■ **Stated problem**
Repeat the full listing, word for word.

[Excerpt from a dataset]
* * * * *

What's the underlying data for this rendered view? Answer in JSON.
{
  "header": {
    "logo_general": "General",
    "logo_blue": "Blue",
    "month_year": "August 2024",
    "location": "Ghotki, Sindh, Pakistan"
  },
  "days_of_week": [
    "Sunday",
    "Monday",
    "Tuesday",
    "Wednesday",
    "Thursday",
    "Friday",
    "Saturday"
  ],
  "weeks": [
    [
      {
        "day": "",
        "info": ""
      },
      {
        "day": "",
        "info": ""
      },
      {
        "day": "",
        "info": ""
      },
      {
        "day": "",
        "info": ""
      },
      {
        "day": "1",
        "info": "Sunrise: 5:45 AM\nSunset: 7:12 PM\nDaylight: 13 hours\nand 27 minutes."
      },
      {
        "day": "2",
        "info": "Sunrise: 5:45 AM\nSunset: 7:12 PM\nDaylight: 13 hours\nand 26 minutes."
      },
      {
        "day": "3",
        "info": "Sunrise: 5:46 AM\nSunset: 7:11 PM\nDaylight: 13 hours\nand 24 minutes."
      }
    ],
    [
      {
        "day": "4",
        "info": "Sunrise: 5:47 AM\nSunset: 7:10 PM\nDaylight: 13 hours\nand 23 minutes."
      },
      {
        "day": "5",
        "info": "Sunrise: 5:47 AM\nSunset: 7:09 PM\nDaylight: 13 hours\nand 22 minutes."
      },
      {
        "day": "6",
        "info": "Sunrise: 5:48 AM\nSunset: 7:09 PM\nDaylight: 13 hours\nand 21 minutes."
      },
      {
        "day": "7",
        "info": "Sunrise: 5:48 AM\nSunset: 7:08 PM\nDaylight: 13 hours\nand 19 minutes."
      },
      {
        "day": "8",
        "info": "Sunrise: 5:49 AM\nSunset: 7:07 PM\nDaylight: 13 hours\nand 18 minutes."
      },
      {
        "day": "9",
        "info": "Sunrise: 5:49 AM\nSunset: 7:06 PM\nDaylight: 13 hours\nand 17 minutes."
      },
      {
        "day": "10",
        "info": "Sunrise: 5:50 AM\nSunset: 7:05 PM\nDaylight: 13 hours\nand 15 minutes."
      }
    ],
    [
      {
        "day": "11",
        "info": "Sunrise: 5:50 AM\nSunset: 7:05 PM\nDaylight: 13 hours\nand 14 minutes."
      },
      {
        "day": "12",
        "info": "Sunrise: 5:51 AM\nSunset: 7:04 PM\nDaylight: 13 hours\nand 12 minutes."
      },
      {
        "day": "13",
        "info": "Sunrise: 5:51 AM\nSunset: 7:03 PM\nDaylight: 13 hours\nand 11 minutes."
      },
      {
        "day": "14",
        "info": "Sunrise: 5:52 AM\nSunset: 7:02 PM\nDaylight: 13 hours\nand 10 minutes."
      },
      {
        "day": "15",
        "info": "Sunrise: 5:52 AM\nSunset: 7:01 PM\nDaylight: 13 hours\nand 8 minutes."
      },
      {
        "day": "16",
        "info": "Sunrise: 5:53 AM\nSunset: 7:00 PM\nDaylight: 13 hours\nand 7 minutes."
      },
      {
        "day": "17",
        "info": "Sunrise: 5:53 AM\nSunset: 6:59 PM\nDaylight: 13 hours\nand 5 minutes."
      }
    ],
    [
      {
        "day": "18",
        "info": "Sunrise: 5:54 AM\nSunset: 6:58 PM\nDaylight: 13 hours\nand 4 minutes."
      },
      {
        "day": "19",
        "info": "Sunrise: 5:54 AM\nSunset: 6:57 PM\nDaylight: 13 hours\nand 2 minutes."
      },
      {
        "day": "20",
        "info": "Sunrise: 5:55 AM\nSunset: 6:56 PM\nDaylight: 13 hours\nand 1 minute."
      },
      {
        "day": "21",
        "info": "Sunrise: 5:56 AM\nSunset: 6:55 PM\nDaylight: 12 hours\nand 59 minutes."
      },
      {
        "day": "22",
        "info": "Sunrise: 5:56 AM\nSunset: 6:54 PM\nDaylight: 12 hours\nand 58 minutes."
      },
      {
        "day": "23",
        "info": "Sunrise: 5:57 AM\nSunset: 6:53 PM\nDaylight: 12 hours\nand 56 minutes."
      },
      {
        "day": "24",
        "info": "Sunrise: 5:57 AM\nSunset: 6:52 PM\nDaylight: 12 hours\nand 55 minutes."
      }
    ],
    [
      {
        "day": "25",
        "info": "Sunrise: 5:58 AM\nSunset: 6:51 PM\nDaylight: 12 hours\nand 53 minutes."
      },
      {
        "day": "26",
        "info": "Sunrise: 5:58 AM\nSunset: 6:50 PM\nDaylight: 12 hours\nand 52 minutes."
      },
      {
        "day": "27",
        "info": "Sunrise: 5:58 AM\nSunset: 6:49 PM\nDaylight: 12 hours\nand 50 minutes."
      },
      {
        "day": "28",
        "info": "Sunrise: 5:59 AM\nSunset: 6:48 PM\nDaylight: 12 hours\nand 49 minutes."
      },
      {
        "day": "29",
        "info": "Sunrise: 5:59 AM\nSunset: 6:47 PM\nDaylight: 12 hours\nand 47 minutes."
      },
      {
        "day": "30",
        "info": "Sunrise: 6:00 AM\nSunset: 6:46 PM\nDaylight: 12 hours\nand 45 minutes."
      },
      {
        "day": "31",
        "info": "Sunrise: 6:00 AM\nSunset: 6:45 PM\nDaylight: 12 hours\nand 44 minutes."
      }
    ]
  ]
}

* * * * *

■ **Answer below**
What's the underlying data for this rendered view? Answer in JSON.
{
  "header": {
    "logo_general": "General",
    "logo_blue": "Blue",
    "month_year": "August 2024",
    "location": "Ghotki, Sindh, Pakistan"
  },
  "days_of_week": [
    "Sunday",
    "Monday",
    "Tuesday",
    "Wednesday",
    "Thursday",
    "Friday",
    "Saturday"
  ],
  "weeks": [
    [
      {
        "day": "",
        "info": ""
      },
      {
        "day": "",
        "info": ""
      },
      {
        "day": "",
        "info": ""
      },
      {
        "day": "",
        "info": ""
      },
      {
        "day": "1",
        "info": "Sunrise: 5:45 AM\nSunset: 7:12 PM\nDaylight: 13 hours\nand 27 minutes."
      },
      {
        "day": "2",
        "info": "Sunrise: 5:45 AM\nSunset: 7:12 PM\nDaylight: 13 hours\nand 26 minutes."
      },
      {
        "day": "3",
        "info": "Sunrise: 5:46 AM\nSunset: 7:11 PM\nDaylight: 13 hours\nand 24 minutes."
      }
    ],
    [
      {
        "day": "4",
        "info": "Sunrise: 5:47 AM\nSunset: 7:10 PM\nDaylight: 13 hours\nand 23 minutes."
      },
      {
        "day": "5",
        "info": "Sunrise: 5:47 AM\nSunset: 7:09 PM\nDaylight: 13 hours\nand 22 minutes."
      },
      {
        "day": "6",
        "info": "Sunrise: 5:48 AM\nSunset: 7:09 PM\nDaylight: 13 hours\nand 21 minutes."
      },
      {
        "day": "7",
        "info": "Sunrise: 5:48 AM\nSunset: 7:08 PM\nDaylight: 13 hours\nand 19 minutes."
      },
      {
        "day": "8",
        "info": "Sunrise: 5:49 AM\nSunset: 7:07 PM\nDaylight: 13 hours\nand 18 minutes."
      },
      {
        "day": "9",
        "info": "Sunrise: 5:49 AM\nSunset: 7:06 PM\nDaylight: 13 hours\nand 17 minutes."
      },
      {
        "day": "10",
        "info": "Sunrise: 5:50 AM\nSunset: 7:05 PM\nDaylight: 13 hours\nand 15 minutes."
      }
    ],
    [
      {
        "day": "11",
        "info": "Sunrise: 5:50 AM\nSunset: 7:05 PM\nDaylight: 13 hours\nand 14 minutes."
      },
      {
        "day": "12",
        "info": "Sunrise: 5:51 AM\nSunset: 7:04 PM\nDaylight: 13 hours\nand 12 minutes."
      },
      {
        "day": "13",
        "info": "Sunrise: 5:51 AM\nSunset: 7:03 PM\nDaylight: 13 hours\nand 11 minutes."
      },
      {
        "day": "14",
        "info": "Sunrise: 5:52 AM\nSunset: 7:02 PM\nDaylight: 13 hours\nand 10 minutes."
      },
      {
        "day": "15",
        "info": "Sunrise: 5:52 AM\nSunset: 7:01 PM\nDaylight: 13 hours\nand 8 minutes."
      },
      {
        "day": "16",
        "info": "Sunrise: 5:53 AM\nSunset: 7:00 PM\nDaylight: 13 hours\nand 7 minutes."
      },
      {
        "day": "17",
        "info": "Sunrise: 5:53 AM\nSunset: 6:59 PM\nDaylight: 13 hours\nand 5 minutes."
      }
    ],
    [
      {
        "day": "18",
        "info": "Sunrise: 5:54 AM\nSunset: 6:58 PM\nDaylight: 13 hours\nand 4 minutes."
      },
      {
        "day": "19",
        "info": "Sunrise: 5:54 AM\nSunset: 6:57 PM\nDaylight: 13 hours\nand 2 minutes."
      },
      {
        "day": "20",
        "info": "Sunrise: 5:55 AM\nSunset: 6:56 PM\nDaylight: 13 hours\nand 1 minute."
      },
      {
        "day": "21",
        "info": "Sunrise: 5:56 AM\nSunset: 6:55 PM\nDaylight: 12 hours\nand 59 minutes."
      },
      {
        "day": "22",
        "info": "Sunrise: 5:56 AM\nSunset: 6:54 PM\nDaylight: 12 hours\nand 58 minutes."
      },
      {
        "day": "23",
        "info": "Sunrise: 5:57 AM\nSunset: 6:53 PM\nDaylight: 12 hours\nand 56 minutes."
      },
      {
        "day": "24",
        "info": "Sunrise: 5:57 AM\nSunset: 6:52 PM\nDaylight: 12 hours\nand 55 minutes."
      }
    ],
    [
      {
        "day": "25",
        "info": "Sunrise: 5:58 AM\nSunset: 6:51 PM\nDaylight: 12 hours\nand 53 minutes."
      },
      {
        "day": "26",
        "info": "Sunrise: 5:58 AM\nSunset: 6:50 PM\nDaylight: 12 hours\nand 52 minutes."
      },
      {
        "day": "27",
        "info": "Sunrise: 5:58 AM\nSunset: 6:49 PM\nDaylight: 12 hours\nand 50 minutes."
      },
      {
        "day": "28",
        "info": "Sunrise: 5:59 AM\nSunset: 6:48 PM\nDaylight: 12 hours\nand 49 minutes."
      },
      {
        "day": "29",
        "info": "Sunrise: 5:59 AM\nSunset: 6:47 PM\nDaylight: 12 hours\nand 47 minutes."
      },
      {
        "day": "30",
        "info": "Sunrise: 6:00 AM\nSunset: 6:46 PM\nDaylight: 12 hours\nand 45 minutes."
      },
      {
        "day": "31",
        "info": "Sunrise: 6:00 AM\nSunset: 6:45 PM\nDaylight: 12 hours\nand 44 minutes."
      }
    ]
  ]
}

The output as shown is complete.